Where the string "JSON" occurs in the material below, report the whole line.

==== Material for this exercise ====

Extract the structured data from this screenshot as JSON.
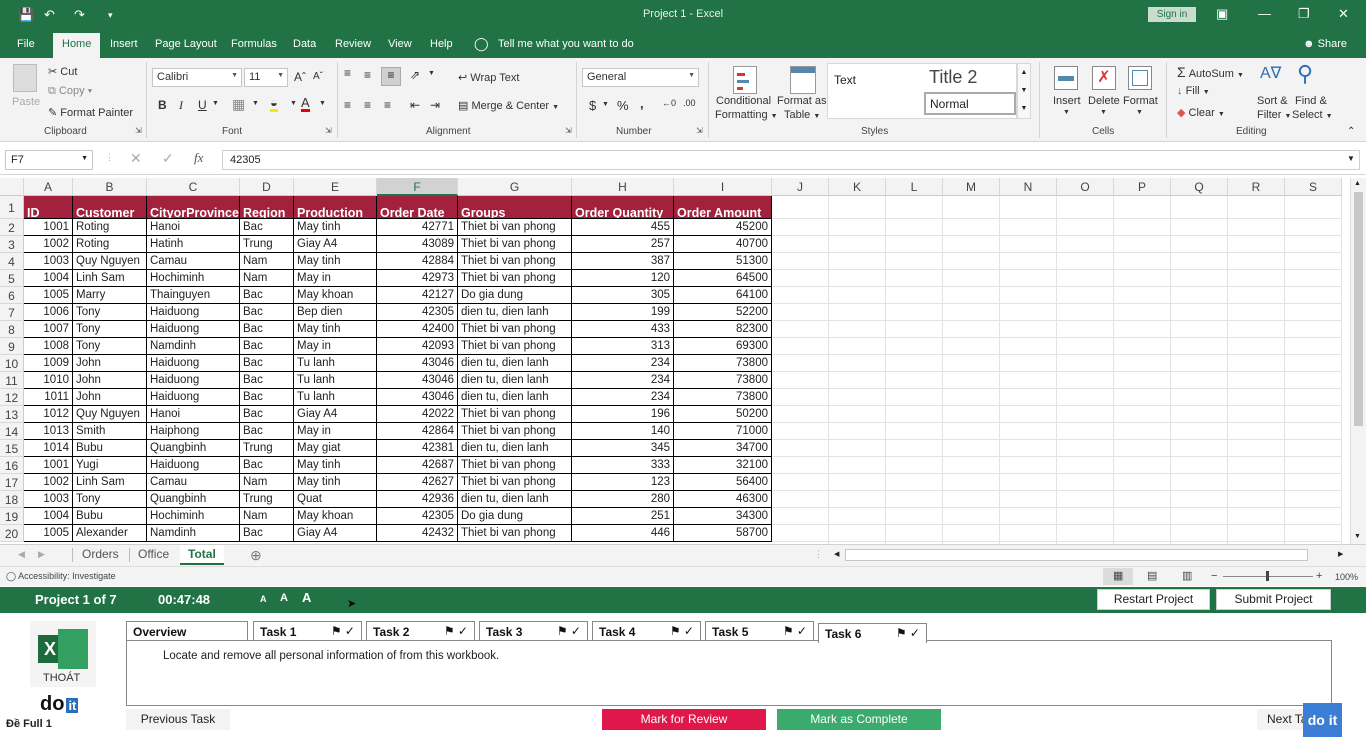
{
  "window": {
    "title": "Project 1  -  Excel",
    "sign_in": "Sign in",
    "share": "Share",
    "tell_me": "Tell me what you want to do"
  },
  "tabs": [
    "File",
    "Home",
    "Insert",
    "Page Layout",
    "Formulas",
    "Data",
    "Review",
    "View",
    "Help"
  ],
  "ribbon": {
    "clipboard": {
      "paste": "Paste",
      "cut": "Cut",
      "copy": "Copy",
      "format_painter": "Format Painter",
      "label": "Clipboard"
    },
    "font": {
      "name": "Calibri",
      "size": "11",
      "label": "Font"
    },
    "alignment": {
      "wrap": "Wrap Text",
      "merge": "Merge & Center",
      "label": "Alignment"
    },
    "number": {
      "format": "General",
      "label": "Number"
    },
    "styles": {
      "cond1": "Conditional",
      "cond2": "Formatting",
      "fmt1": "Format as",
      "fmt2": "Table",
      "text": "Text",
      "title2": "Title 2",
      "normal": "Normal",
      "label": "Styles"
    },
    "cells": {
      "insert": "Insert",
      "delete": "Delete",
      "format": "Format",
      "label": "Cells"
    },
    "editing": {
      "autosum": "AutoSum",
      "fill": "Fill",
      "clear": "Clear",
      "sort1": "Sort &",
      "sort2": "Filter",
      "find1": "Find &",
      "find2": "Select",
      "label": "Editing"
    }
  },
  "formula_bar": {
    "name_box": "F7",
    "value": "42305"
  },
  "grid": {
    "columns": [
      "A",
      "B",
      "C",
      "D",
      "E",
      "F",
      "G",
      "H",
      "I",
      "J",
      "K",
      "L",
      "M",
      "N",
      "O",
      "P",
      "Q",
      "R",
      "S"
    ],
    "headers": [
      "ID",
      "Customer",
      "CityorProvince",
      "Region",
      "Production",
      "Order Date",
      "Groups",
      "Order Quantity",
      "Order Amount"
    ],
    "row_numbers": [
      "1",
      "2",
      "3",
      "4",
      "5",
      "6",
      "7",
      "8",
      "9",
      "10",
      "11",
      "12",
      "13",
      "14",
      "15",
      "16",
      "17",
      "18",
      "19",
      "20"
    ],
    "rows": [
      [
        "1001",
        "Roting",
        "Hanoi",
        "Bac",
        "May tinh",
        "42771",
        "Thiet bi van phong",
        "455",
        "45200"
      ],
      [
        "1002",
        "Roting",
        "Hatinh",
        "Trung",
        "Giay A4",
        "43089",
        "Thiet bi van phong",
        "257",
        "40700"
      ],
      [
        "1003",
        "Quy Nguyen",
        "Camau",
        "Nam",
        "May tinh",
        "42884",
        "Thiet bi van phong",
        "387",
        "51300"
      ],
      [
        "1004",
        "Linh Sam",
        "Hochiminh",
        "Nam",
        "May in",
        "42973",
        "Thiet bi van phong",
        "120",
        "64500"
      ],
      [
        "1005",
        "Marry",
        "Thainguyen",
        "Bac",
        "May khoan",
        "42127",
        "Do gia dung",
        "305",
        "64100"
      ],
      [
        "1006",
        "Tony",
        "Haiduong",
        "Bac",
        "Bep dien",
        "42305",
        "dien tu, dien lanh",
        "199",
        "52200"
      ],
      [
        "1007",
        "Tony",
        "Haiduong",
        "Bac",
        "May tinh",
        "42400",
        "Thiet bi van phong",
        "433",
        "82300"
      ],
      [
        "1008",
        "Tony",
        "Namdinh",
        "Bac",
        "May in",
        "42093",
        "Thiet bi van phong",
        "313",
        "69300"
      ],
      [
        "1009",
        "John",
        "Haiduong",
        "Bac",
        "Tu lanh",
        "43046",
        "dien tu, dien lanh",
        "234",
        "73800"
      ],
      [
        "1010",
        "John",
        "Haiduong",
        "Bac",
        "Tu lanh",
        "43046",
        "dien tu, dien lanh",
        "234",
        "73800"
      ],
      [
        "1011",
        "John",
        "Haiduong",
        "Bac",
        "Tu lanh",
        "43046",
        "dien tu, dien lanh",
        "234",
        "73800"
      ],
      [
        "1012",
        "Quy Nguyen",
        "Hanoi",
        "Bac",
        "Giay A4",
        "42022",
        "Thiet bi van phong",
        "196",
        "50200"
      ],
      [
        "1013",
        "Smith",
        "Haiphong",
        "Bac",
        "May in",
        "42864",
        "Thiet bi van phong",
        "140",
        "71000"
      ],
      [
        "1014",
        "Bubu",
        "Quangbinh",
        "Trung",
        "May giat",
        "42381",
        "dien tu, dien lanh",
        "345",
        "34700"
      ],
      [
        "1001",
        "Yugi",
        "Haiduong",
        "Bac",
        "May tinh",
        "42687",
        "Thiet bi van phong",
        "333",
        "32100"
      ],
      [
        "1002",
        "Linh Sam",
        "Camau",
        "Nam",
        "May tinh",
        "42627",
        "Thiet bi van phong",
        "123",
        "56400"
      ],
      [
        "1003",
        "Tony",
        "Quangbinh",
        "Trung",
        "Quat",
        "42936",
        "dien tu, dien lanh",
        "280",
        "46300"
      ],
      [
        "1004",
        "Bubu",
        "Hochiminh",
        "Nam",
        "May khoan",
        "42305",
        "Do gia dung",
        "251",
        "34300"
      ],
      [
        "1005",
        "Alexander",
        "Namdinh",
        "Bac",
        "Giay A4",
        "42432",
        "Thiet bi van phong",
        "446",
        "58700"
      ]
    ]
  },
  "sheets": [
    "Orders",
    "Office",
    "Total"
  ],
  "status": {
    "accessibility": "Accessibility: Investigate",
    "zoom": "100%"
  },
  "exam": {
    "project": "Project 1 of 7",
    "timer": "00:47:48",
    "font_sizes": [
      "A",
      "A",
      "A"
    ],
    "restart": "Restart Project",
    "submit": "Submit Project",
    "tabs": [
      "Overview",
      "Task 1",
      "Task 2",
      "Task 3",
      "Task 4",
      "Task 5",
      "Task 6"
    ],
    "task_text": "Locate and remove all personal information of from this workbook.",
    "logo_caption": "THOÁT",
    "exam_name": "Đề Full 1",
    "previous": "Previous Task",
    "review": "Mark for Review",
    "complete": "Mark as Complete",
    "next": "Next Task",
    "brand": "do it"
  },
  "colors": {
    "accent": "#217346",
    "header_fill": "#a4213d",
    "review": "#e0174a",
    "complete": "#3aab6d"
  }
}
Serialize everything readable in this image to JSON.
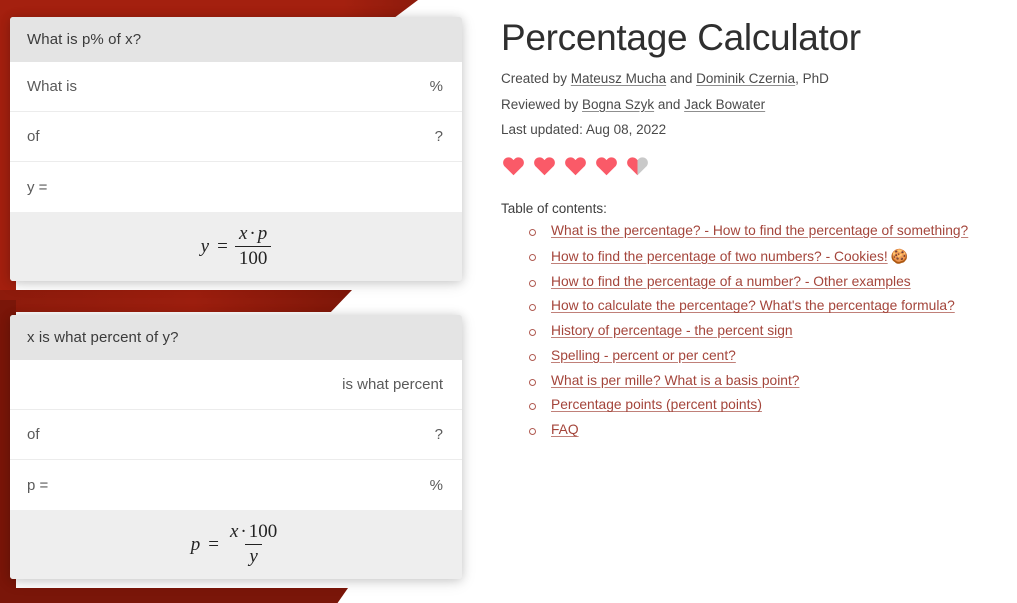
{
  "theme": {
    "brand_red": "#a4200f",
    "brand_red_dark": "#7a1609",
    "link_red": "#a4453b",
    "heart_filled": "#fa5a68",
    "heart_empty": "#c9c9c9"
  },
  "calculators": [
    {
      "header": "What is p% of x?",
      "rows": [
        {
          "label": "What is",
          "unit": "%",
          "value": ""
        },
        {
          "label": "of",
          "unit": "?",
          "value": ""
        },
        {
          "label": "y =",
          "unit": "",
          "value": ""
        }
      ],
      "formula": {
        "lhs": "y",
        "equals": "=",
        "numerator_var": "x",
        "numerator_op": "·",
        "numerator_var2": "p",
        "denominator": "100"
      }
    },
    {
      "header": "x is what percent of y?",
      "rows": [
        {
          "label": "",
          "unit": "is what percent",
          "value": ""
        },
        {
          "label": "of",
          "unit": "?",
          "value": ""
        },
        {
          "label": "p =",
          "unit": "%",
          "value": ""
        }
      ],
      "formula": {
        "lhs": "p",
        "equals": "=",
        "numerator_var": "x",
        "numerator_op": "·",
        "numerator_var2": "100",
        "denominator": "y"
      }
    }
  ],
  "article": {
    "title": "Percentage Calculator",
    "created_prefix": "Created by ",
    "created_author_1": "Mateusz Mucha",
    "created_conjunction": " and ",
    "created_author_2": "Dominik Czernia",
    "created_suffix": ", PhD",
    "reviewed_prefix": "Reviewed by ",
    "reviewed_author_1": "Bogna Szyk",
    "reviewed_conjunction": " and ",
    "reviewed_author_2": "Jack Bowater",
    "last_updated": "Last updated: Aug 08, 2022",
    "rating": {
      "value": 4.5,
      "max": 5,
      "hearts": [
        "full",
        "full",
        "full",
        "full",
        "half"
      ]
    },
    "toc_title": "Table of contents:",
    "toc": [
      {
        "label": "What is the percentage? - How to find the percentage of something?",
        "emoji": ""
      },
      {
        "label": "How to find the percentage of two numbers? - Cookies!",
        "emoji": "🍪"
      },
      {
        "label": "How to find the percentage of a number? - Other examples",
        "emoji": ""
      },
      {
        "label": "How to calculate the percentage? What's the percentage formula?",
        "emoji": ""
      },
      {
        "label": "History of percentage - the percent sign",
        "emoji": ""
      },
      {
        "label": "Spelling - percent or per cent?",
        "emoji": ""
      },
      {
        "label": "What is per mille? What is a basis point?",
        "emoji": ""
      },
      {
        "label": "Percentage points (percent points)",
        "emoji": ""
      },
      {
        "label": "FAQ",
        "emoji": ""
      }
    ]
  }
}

====

Task response:
Extract the structured data from this screenshot as JSON.
Serialize everything readable in this image to JSON.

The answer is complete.